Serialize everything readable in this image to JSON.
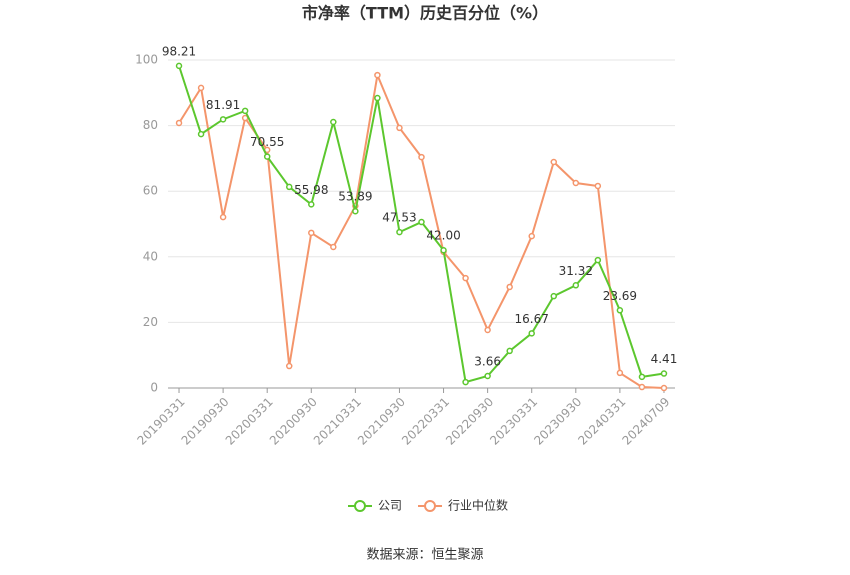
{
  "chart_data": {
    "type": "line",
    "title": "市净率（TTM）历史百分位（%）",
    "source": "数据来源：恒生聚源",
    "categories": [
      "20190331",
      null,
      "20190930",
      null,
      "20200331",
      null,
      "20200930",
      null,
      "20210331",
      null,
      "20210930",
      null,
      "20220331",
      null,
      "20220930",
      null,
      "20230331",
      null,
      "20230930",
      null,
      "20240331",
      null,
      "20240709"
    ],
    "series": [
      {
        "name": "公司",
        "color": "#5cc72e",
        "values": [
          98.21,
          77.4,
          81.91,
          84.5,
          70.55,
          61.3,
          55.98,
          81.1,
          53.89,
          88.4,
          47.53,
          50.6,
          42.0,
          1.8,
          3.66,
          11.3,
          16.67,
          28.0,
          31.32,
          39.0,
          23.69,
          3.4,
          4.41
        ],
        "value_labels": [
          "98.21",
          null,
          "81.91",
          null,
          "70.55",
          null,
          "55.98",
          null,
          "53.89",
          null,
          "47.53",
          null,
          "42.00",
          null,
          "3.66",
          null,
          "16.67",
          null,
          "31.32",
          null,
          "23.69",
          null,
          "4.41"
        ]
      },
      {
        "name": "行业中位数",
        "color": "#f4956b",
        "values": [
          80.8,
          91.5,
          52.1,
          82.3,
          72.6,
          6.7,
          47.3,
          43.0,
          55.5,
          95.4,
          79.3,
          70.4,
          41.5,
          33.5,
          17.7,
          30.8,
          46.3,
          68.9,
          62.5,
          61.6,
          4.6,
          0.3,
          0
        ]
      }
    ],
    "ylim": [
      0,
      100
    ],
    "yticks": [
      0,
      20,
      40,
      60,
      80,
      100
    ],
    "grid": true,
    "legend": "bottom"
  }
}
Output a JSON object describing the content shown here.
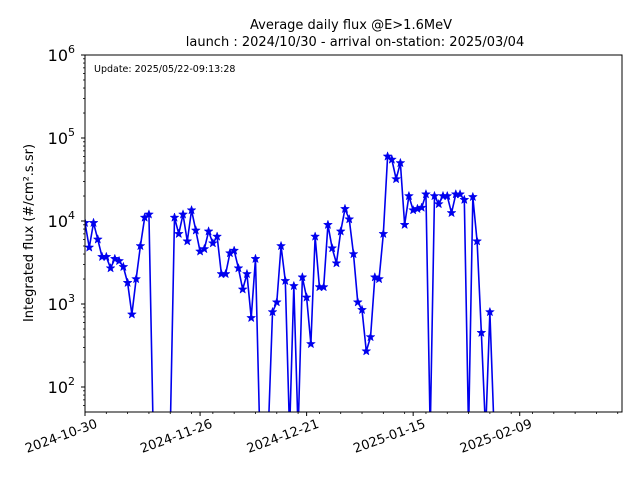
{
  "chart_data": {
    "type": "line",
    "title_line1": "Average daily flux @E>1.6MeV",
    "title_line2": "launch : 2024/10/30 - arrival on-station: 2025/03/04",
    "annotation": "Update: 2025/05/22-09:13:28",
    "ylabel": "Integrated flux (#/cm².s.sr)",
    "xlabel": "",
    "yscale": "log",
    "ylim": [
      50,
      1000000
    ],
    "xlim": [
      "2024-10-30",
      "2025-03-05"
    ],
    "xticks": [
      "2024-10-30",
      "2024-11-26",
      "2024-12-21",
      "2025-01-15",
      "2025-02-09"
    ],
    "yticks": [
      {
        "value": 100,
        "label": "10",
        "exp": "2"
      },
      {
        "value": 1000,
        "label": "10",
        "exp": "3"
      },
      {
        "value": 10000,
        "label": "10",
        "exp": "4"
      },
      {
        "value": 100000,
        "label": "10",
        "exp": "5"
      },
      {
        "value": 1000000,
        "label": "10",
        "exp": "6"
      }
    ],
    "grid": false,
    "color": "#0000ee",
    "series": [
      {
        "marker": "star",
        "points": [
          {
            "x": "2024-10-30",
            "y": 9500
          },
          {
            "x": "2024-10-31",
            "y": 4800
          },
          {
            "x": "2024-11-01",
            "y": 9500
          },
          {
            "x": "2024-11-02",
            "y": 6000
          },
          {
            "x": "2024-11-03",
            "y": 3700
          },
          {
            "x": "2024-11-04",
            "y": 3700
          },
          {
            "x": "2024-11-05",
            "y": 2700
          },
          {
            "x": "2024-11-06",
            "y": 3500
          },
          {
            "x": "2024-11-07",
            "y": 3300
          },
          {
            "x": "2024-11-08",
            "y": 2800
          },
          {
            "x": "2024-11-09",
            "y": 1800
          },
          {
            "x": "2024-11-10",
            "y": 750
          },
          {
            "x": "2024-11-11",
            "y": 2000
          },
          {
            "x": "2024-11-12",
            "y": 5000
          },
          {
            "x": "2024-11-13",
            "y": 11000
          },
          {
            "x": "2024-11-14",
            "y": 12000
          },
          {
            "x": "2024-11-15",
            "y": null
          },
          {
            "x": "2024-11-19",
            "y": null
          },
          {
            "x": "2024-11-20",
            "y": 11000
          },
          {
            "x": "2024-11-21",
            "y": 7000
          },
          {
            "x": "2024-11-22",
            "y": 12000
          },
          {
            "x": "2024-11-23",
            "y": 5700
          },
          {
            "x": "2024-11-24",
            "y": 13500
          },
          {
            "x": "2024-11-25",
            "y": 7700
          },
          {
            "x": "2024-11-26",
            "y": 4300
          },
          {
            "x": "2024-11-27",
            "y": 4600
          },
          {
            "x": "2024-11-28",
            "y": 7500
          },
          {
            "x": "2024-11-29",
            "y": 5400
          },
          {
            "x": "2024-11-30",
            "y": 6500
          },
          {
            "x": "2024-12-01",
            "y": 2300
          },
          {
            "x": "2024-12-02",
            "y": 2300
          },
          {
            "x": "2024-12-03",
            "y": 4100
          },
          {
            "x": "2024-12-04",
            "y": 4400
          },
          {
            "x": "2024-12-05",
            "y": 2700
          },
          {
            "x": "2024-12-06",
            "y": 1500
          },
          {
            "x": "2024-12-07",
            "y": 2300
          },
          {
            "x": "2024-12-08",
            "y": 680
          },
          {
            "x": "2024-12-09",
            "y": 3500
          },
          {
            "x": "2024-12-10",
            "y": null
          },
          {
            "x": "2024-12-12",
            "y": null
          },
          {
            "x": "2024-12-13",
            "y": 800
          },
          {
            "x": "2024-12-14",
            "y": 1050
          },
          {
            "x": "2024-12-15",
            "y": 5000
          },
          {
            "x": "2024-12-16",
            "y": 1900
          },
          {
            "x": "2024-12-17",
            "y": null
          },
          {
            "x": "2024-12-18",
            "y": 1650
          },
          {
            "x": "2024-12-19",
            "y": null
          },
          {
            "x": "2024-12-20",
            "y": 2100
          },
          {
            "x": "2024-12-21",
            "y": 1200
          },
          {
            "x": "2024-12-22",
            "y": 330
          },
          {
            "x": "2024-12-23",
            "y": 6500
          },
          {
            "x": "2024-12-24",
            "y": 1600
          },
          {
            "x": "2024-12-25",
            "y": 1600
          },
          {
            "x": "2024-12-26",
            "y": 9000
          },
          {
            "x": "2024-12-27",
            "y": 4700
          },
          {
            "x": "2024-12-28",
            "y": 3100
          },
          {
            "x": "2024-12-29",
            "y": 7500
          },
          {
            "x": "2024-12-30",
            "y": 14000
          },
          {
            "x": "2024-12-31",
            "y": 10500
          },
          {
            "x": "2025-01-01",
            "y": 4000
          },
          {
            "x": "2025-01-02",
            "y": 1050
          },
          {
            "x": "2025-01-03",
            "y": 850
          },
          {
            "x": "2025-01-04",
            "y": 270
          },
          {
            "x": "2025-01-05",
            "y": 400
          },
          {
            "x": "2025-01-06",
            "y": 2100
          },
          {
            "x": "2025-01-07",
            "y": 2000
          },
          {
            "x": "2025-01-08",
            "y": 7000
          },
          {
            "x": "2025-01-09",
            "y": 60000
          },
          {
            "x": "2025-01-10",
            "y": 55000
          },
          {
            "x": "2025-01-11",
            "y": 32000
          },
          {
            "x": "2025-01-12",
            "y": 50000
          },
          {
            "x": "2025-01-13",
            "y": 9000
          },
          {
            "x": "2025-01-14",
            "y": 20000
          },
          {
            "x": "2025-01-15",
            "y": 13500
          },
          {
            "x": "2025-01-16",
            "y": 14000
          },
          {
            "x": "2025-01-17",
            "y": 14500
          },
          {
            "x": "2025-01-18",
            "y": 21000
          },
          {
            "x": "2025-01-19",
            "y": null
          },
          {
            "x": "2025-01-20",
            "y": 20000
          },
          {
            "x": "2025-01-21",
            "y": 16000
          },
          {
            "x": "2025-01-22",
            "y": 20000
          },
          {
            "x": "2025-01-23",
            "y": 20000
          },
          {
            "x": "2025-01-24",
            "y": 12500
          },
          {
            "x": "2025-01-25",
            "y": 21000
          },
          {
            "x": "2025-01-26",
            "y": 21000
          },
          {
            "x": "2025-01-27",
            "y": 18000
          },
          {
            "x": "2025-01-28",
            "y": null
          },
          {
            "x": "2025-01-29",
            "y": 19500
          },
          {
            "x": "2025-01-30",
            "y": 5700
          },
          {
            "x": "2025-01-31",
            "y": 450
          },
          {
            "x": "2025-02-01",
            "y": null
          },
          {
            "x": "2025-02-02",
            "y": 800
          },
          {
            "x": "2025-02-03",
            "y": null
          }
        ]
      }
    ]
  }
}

----

What is being asked: Identify the lines of the data that contain the word "color". Copy each of them.

The response:
        "color": "#5cc72e",
        "color": "#f4956b",
    "color": "#0000ee",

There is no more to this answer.